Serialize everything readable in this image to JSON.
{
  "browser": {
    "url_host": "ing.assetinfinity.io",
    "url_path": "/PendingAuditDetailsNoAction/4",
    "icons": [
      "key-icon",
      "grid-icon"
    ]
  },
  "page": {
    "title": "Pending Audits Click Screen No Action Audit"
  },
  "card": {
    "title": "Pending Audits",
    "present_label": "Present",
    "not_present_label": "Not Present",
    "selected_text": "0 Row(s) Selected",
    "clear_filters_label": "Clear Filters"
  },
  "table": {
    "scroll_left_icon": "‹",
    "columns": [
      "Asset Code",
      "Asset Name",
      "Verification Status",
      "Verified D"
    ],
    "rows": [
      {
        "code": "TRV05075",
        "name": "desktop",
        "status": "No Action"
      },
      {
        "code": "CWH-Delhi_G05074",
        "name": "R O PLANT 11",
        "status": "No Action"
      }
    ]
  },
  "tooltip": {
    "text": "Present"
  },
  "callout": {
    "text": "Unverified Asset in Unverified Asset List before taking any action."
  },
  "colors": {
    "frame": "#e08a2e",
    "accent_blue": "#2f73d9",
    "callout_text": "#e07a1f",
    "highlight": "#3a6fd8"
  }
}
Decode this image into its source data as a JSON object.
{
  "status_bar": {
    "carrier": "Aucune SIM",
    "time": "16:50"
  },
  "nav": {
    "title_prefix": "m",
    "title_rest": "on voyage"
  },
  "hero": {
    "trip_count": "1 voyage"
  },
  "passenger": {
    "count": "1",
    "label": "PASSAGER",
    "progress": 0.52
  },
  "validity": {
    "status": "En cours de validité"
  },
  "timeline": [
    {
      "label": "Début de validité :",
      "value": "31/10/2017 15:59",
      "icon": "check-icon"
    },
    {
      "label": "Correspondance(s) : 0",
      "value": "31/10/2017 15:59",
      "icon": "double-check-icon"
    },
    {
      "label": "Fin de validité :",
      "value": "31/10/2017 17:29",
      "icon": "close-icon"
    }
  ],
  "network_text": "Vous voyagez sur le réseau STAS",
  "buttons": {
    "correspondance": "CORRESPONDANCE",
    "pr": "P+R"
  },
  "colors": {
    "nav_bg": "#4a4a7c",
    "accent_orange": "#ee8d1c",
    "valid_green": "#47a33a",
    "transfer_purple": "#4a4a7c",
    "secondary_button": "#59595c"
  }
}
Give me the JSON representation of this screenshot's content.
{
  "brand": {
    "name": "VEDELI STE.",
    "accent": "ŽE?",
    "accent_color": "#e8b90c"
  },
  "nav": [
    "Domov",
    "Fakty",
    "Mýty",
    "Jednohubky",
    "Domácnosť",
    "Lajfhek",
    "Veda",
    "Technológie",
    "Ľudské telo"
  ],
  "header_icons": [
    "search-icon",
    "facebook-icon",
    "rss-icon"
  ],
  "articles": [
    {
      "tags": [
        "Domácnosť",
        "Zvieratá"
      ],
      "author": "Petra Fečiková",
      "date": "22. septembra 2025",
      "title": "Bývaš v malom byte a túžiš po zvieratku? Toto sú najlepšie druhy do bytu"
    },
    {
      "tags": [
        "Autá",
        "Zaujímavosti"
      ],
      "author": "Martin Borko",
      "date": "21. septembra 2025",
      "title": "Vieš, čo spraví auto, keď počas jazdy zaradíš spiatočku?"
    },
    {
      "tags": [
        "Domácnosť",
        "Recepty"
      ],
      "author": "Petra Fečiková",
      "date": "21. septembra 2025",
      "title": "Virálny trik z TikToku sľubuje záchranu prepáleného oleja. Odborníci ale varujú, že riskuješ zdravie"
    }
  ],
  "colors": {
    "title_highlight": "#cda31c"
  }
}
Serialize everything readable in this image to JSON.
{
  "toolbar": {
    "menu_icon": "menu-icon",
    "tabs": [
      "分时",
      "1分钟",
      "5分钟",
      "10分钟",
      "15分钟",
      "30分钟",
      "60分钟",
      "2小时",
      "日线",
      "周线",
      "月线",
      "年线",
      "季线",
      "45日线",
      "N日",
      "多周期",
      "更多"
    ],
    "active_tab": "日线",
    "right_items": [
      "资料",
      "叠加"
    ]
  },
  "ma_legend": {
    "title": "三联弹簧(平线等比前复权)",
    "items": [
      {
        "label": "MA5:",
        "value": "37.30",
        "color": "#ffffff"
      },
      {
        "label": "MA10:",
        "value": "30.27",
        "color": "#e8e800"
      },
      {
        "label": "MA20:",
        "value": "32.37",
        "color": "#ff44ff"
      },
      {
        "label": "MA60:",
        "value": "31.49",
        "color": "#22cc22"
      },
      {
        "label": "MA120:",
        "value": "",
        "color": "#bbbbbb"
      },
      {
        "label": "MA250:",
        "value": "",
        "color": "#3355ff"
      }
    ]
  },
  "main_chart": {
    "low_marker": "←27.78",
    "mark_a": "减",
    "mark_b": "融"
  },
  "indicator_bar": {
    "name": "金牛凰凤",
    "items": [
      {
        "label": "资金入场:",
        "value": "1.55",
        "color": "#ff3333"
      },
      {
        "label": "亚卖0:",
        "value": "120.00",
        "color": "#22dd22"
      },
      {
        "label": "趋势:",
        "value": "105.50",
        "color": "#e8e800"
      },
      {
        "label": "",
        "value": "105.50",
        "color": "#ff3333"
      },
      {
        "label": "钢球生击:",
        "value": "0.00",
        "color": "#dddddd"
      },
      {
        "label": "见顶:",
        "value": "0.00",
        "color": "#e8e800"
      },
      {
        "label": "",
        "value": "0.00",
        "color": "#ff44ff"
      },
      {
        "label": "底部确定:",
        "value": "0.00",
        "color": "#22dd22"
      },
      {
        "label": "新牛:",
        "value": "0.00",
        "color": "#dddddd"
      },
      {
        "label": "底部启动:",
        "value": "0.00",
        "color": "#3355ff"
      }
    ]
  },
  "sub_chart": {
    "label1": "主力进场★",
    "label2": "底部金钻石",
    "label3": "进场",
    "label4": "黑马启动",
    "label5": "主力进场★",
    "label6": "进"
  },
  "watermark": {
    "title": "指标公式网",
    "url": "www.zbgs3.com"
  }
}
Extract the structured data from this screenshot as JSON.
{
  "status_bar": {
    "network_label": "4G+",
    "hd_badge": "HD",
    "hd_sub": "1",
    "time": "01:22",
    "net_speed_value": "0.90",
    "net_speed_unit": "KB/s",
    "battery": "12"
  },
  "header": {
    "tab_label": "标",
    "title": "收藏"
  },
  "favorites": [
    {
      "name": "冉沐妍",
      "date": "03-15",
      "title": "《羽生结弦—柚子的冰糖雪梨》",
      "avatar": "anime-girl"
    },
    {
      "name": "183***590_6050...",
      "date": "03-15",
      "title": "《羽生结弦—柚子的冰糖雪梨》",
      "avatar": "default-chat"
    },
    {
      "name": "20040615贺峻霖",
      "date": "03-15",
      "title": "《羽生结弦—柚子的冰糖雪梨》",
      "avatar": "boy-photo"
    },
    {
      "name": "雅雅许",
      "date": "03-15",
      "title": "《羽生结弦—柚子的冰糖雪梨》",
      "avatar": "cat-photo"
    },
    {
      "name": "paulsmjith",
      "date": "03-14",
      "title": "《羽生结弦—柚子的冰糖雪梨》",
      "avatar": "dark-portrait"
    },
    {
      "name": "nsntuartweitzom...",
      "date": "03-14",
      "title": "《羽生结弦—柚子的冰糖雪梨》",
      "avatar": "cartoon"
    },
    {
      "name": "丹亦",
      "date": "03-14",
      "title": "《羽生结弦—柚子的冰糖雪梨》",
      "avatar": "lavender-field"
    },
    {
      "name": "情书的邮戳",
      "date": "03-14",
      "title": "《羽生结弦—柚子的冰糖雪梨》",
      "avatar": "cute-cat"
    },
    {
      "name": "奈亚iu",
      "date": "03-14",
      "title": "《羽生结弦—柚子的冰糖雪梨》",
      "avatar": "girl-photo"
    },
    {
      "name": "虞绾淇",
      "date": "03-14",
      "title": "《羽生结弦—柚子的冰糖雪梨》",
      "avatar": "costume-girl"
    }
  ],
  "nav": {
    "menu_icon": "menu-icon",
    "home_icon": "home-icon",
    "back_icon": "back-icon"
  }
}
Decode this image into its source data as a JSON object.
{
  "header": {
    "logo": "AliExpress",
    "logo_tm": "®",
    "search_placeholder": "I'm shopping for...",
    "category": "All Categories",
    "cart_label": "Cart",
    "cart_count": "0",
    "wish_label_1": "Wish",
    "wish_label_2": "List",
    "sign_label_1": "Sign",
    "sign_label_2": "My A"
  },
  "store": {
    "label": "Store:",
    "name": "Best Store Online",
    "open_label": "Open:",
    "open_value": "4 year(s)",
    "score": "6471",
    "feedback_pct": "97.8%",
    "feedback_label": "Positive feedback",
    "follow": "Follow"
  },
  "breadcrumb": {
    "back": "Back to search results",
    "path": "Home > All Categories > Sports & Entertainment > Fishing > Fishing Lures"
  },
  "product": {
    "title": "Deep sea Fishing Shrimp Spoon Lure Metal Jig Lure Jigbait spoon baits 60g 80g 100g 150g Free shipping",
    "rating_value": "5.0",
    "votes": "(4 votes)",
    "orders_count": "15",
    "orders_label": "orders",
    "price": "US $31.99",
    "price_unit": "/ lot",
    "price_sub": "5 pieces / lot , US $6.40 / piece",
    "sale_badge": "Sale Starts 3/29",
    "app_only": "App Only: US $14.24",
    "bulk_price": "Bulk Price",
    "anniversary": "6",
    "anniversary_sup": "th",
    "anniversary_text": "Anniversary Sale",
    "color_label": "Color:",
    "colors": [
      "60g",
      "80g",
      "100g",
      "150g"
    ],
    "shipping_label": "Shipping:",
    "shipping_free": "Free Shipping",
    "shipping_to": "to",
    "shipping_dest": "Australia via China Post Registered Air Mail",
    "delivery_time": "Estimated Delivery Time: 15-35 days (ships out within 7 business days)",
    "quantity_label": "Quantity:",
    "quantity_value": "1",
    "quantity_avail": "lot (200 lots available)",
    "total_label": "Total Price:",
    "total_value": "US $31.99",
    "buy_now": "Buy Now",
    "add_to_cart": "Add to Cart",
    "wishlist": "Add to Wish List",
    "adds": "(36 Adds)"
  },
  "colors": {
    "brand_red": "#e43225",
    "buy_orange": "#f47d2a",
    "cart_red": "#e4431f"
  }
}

_ _ _ _ _ _ _

_What is being asked:_ In the records above, find each line that holds the word "check"; copy all such lines.

_Response:_
      "icon": "check-icon"
      "icon": "double-check-icon"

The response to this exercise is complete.